AIM: Verbatim output of all the material below is required.
begin DATASET CONTENT
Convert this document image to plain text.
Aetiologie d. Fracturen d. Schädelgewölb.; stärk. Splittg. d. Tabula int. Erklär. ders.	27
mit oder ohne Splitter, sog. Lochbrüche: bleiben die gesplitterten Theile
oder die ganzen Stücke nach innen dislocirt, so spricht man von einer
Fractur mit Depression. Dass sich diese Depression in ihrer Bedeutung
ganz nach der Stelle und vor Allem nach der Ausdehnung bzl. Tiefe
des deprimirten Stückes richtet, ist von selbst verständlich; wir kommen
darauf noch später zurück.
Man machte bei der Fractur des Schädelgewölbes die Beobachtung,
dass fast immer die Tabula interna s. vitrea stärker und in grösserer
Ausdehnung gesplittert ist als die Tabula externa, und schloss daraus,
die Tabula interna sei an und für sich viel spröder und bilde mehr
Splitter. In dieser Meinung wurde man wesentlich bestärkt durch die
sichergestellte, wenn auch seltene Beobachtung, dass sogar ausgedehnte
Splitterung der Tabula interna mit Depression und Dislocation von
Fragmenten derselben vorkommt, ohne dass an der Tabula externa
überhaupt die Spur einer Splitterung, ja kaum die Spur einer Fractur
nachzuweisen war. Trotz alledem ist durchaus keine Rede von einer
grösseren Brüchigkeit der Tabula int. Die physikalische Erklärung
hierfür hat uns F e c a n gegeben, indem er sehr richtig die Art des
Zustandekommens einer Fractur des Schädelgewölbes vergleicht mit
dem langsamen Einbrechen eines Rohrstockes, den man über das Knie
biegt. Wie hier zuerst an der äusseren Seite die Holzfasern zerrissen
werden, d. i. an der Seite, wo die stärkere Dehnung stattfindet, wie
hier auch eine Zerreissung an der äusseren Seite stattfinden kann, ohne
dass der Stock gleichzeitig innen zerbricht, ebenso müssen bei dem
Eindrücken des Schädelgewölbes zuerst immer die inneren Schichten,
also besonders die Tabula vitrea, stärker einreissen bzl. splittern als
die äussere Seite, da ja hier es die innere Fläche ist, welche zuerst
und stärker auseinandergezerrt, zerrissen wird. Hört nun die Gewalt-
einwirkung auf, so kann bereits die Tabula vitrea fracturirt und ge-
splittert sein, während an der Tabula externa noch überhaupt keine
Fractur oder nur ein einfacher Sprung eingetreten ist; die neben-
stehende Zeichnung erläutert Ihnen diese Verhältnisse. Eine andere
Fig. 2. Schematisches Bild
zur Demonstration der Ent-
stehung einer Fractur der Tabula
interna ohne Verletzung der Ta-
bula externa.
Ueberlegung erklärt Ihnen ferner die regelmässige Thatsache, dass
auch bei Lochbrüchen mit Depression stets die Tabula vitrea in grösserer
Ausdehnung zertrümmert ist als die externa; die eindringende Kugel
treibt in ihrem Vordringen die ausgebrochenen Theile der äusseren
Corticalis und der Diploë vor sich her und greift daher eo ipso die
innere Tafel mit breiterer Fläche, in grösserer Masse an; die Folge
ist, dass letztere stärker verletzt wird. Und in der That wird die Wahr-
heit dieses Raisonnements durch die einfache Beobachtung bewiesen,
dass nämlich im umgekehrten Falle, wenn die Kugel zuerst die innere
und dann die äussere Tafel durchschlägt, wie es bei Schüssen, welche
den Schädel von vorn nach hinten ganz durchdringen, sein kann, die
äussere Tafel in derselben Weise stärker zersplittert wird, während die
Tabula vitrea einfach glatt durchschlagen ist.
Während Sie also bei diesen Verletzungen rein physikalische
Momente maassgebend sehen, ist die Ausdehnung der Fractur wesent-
end DATASET CONTENT
ANSWER TO THIS PROBLEM:
Convert this document image to plain text.
Aetiologie d. Fracturen d. Schädelgewölb.; stärk. Splittg. d. Tabula int. Erklär. ders.	27
mit oder ohne Splitter, sog. Lochbrüche: bleiben die gesplitterten Theile
oder die ganzen Stücke nach innen dislocirt, so spricht man von einer
Fractur mit Depression. Dass sich diese Depression in ihrer Bedeutung
ganz nach der Stelle und vor Allem nach der Ausdehnung bzl. Tiefe
des deprimirten Stückes richtet, ist von selbst verständlich; wir kommen
darauf noch später zurück.
Man machte bei der Fractur des Schädelgewölbes die Beobachtung,
dass fast immer die Tabula interna s. vitrea stärker und in grösserer
Ausdehnung gesplittert ist als die Tabula externa, und schloss daraus,
die Tabula interna sei an und für sich viel spröder und bilde mehr
Splitter. In dieser Meinung wurde man wesentlich bestärkt durch die
sichergestellte, wenn auch seltene Beobachtung, dass sogar ausgedehnte
Splitterung der Tabula interna mit Depression und Dislocation von
Fragmenten derselben vorkommt, ohne dass an der Tabula externa
überhaupt die Spur einer Splitterung, ja kaum die Spur einer Fractur
nachzuweisen war. Trotz alledem ist durchaus keine Rede von einer
grösseren Brüchigkeit der Tabula int. Die physikalische Erklärung
hierfür hat uns F e c a n gegeben, indem er sehr richtig die Art des
Zustandekommens einer Fractur des Schädelgewölbes vergleicht mit
dem langsamen Einbrechen eines Rohrstockes, den man über das Knie
biegt. Wie hier zuerst an der äusseren Seite die Holzfasern zerrissen
werden, d. i. an der Seite, wo die stärkere Dehnung stattfindet, wie
hier auch eine Zerreissung an der äusseren Seite stattfinden kann, ohne
dass der Stock gleichzeitig innen zerbricht, ebenso müssen bei dem
Eindrücken des Schädelgewölbes zuerst immer die inneren Schichten,
also besonders die Tabula vitrea, stärker einreissen bzl. splittern als
die äussere Seite, da ja hier es die innere Fläche ist, welche zuerst
und stärker auseinandergezerrt, zerrissen wird. Hört nun die Gewalt-
einwirkung auf, so kann bereits die Tabula vitrea fracturirt und ge-
splittert sein, während an der Tabula externa noch überhaupt keine
Fractur oder nur ein einfacher Sprung eingetreten ist; die neben-
stehende Zeichnung erläutert Ihnen diese Verhältnisse. Eine andere
Fig. 2. Schematisches Bild
zur Demonstration der Ent-
stehung einer Fractur der Tabula
interna ohne Verletzung der Ta-
bula externa.
Ueberlegung erklärt Ihnen ferner die regelmässige Thatsache, dass
auch bei Lochbrüchen mit Depression stets die Tabula vitrea in grösserer
Ausdehnung zertrümmert ist als die externa; die eindringende Kugel
treibt in ihrem Vordringen die ausgebrochenen Theile der äusseren
Corticalis und der Diploë vor sich her und greift daher eo ipso die
innere Tafel mit breiterer Fläche, in grösserer Masse an; die Folge
ist, dass letztere stärker verletzt wird. Und in der That wird die Wahr-
heit dieses Raisonnements durch die einfache Beobachtung bewiesen,
dass nämlich im umgekehrten Falle, wenn die Kugel zuerst die innere
und dann die äussere Tafel durchschlägt, wie es bei Schüssen, welche
den Schädel von vorn nach hinten ganz durchdringen, sein kann, die
äussere Tafel in derselben Weise stärker zersplittert wird, während die
Tabula vitrea einfach glatt durchschlagen ist.
Während Sie also bei diesen Verletzungen rein physikalische
Momente maassgebend sehen, ist die Ausdehnung der Fractur wesent-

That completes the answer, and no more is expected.